• Exercise instructions: Reproduce every line in the listing that contains the word "Variables".

• The data:
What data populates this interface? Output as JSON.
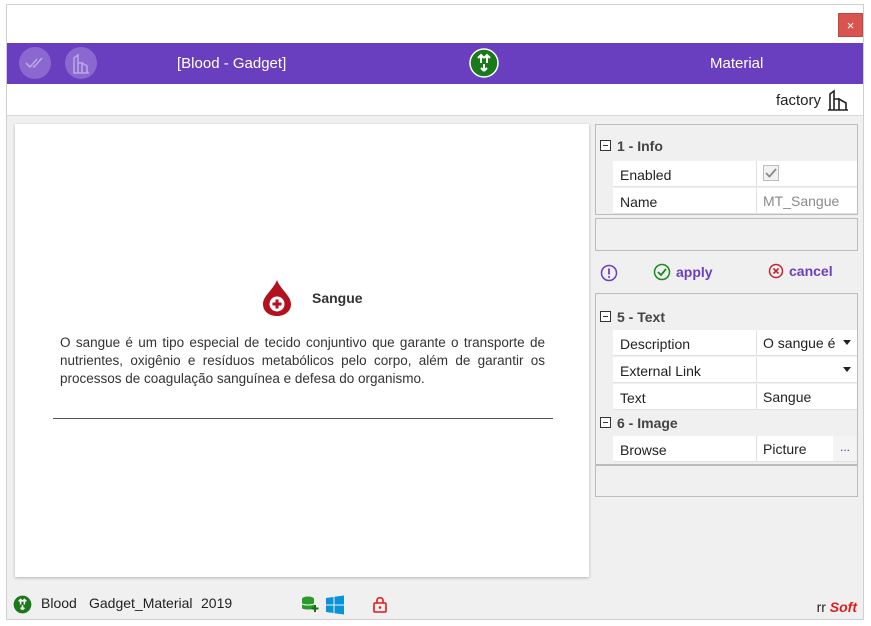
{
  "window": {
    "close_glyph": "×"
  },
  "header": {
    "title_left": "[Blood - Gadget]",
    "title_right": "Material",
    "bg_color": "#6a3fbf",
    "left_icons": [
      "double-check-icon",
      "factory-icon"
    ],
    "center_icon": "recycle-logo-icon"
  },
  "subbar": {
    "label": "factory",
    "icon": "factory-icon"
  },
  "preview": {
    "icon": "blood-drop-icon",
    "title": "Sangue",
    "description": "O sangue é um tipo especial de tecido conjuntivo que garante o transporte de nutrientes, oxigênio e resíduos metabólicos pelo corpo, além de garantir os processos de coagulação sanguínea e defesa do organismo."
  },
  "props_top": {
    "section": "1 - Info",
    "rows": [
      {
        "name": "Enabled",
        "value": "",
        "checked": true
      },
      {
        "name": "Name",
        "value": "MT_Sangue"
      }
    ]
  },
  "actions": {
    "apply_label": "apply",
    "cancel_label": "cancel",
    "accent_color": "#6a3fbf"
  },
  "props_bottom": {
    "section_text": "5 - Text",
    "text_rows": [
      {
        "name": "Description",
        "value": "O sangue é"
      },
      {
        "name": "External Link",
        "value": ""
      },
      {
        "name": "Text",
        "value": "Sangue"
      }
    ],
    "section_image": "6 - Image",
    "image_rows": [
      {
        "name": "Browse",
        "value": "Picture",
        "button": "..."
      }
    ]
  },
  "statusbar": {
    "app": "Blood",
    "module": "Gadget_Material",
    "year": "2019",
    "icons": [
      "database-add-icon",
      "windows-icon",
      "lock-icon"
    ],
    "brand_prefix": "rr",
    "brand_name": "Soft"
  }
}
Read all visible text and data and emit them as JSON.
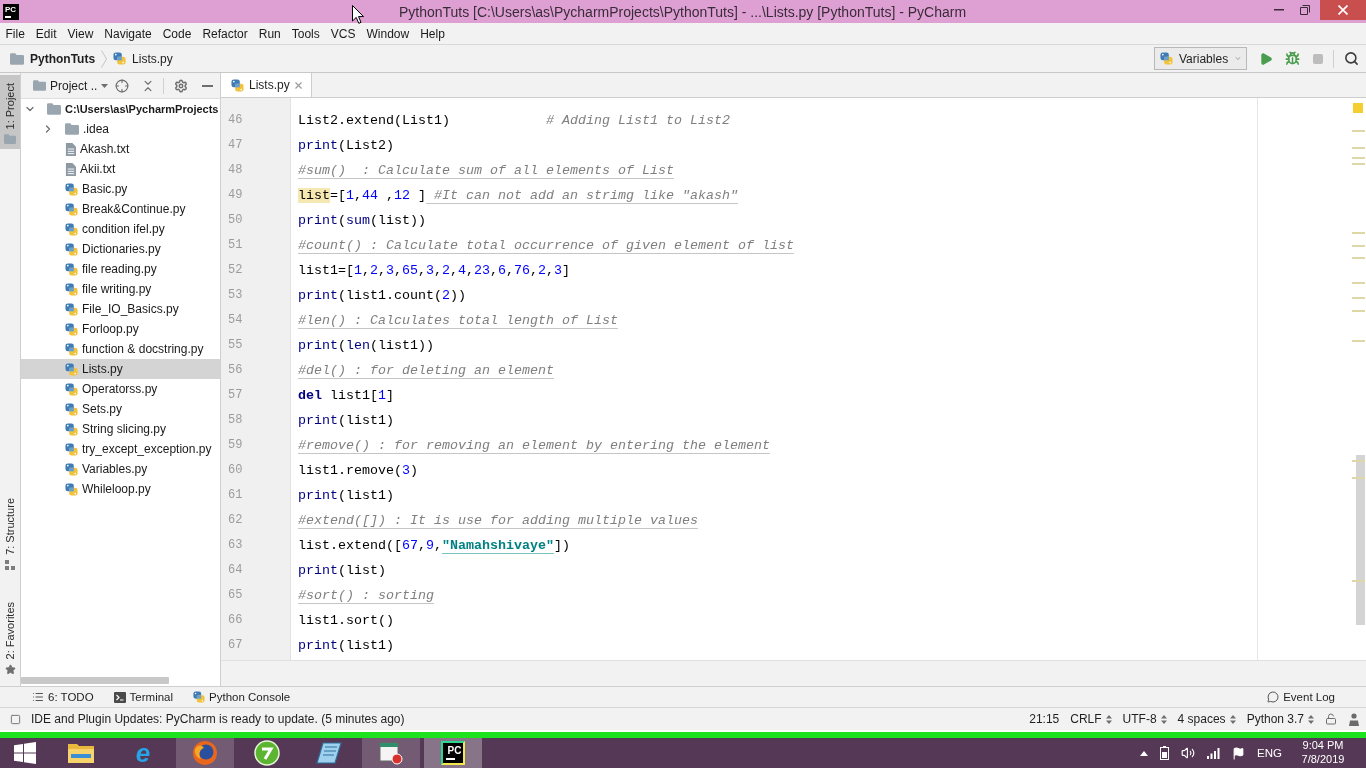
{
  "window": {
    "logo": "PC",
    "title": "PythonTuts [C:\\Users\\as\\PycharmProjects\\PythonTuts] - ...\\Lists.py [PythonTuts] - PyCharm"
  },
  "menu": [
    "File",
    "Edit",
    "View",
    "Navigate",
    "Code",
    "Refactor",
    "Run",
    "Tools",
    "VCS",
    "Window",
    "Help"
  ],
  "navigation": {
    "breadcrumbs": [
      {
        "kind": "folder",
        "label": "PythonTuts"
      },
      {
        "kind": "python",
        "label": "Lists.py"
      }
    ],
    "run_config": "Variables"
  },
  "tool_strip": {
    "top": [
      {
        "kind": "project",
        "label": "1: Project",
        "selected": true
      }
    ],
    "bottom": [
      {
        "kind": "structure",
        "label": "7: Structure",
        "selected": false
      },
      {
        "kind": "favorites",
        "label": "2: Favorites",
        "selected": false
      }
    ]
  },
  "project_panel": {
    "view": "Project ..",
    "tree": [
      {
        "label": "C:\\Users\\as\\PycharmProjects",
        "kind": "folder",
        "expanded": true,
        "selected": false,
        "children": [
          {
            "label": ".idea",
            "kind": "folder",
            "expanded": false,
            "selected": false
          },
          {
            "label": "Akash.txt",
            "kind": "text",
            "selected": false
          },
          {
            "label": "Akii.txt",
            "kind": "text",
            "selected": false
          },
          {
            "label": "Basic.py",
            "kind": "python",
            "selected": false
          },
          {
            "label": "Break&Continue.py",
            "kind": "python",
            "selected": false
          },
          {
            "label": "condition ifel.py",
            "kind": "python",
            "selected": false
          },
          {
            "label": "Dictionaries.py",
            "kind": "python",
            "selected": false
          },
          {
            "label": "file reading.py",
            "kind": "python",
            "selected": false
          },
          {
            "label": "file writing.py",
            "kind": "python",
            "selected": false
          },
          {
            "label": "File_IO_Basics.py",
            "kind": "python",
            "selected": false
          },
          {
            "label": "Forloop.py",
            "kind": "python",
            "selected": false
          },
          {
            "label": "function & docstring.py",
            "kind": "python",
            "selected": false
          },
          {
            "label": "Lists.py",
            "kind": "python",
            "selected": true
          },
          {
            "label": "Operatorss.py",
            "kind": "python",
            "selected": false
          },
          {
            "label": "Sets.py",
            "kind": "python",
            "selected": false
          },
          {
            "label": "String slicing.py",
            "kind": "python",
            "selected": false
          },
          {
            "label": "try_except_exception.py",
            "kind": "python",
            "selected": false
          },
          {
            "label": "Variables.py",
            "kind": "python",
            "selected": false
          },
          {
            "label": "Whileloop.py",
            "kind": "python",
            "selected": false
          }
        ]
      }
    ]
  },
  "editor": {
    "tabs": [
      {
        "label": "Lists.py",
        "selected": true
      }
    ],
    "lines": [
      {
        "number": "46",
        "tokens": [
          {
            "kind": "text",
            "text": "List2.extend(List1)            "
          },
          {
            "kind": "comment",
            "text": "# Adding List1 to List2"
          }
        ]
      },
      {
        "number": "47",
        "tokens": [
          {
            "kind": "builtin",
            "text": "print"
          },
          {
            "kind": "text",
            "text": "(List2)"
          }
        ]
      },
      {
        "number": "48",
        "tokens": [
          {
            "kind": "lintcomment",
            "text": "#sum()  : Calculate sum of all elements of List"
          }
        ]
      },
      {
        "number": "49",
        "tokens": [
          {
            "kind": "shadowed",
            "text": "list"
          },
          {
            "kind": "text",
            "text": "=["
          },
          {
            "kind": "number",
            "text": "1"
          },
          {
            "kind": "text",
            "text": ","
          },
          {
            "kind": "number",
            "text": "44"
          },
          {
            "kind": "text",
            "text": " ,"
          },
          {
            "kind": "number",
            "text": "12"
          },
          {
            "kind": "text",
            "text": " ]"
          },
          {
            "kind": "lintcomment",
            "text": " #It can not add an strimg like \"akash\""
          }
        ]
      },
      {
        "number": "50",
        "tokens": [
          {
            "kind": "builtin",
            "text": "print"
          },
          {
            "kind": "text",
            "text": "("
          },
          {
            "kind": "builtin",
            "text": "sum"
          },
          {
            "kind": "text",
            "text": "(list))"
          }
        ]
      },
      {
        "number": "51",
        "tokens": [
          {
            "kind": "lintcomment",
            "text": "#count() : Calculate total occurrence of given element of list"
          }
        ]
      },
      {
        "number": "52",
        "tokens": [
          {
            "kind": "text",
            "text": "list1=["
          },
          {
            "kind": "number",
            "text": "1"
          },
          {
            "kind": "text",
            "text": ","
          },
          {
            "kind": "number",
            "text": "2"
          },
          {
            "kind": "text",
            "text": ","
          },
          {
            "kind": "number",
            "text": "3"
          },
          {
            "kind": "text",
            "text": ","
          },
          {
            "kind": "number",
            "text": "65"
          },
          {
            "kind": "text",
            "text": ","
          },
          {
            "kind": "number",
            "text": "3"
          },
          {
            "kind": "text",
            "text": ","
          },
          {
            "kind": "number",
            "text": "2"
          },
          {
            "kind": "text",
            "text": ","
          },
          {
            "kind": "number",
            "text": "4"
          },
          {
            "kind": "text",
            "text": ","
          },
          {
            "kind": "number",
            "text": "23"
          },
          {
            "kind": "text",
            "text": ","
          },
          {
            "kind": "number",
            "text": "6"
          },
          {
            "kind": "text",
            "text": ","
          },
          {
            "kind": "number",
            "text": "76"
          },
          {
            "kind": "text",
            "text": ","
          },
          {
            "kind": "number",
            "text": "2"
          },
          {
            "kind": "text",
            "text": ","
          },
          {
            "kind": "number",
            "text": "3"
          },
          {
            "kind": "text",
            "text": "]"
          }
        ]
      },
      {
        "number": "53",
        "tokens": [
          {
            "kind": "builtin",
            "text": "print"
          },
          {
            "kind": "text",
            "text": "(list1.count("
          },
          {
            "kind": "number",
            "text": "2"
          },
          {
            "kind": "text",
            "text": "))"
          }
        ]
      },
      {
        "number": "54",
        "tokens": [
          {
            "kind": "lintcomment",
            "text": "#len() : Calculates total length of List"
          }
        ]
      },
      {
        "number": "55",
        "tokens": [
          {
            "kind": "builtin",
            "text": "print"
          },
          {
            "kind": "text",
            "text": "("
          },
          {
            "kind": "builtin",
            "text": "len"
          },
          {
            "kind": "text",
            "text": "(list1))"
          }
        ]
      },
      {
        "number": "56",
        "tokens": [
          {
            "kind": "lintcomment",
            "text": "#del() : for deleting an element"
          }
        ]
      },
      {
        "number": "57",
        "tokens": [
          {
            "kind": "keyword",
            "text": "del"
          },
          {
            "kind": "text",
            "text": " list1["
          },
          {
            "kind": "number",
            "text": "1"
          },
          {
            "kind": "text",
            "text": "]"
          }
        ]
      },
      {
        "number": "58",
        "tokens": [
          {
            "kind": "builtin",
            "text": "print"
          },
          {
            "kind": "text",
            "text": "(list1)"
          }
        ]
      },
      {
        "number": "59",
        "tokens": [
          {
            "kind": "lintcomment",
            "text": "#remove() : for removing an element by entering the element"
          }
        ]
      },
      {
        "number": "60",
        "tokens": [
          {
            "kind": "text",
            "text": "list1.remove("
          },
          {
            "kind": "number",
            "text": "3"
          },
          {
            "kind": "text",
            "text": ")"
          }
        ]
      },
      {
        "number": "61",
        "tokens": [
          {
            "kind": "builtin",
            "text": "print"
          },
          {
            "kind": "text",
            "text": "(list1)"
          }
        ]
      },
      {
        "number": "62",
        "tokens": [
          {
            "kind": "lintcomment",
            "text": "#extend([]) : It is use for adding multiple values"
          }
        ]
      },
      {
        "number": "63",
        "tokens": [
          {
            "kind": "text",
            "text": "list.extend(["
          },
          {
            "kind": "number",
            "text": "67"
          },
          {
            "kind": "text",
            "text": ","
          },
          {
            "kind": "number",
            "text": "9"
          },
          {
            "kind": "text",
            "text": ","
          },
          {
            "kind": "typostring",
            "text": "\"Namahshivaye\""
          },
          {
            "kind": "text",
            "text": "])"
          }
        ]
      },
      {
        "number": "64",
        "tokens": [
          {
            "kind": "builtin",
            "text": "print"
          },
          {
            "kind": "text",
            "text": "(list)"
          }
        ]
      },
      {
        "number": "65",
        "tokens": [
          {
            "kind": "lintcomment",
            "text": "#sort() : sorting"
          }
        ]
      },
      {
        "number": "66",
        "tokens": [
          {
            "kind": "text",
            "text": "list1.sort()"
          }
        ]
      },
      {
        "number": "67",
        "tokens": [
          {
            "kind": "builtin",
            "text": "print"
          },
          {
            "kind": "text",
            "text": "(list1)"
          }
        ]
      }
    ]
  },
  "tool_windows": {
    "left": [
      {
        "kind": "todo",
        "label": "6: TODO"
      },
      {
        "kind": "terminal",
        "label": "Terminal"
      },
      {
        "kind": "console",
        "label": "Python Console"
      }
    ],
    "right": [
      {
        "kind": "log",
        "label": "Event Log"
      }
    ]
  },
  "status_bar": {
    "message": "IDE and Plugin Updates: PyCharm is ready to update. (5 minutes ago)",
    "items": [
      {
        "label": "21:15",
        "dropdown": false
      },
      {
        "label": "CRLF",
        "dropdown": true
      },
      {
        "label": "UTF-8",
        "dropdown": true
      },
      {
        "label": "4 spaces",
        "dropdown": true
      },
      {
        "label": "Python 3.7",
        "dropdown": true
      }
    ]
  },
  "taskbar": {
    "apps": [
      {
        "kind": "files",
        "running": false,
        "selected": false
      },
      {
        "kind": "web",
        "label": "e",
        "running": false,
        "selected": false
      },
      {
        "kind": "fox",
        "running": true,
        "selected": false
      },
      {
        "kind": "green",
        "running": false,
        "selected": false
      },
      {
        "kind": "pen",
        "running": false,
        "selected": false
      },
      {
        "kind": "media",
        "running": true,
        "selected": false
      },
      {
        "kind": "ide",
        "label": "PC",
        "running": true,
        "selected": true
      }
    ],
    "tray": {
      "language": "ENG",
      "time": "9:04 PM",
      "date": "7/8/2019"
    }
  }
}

• Exercise solution:
    "run_config": "Variables"
            "label": "Variables.py",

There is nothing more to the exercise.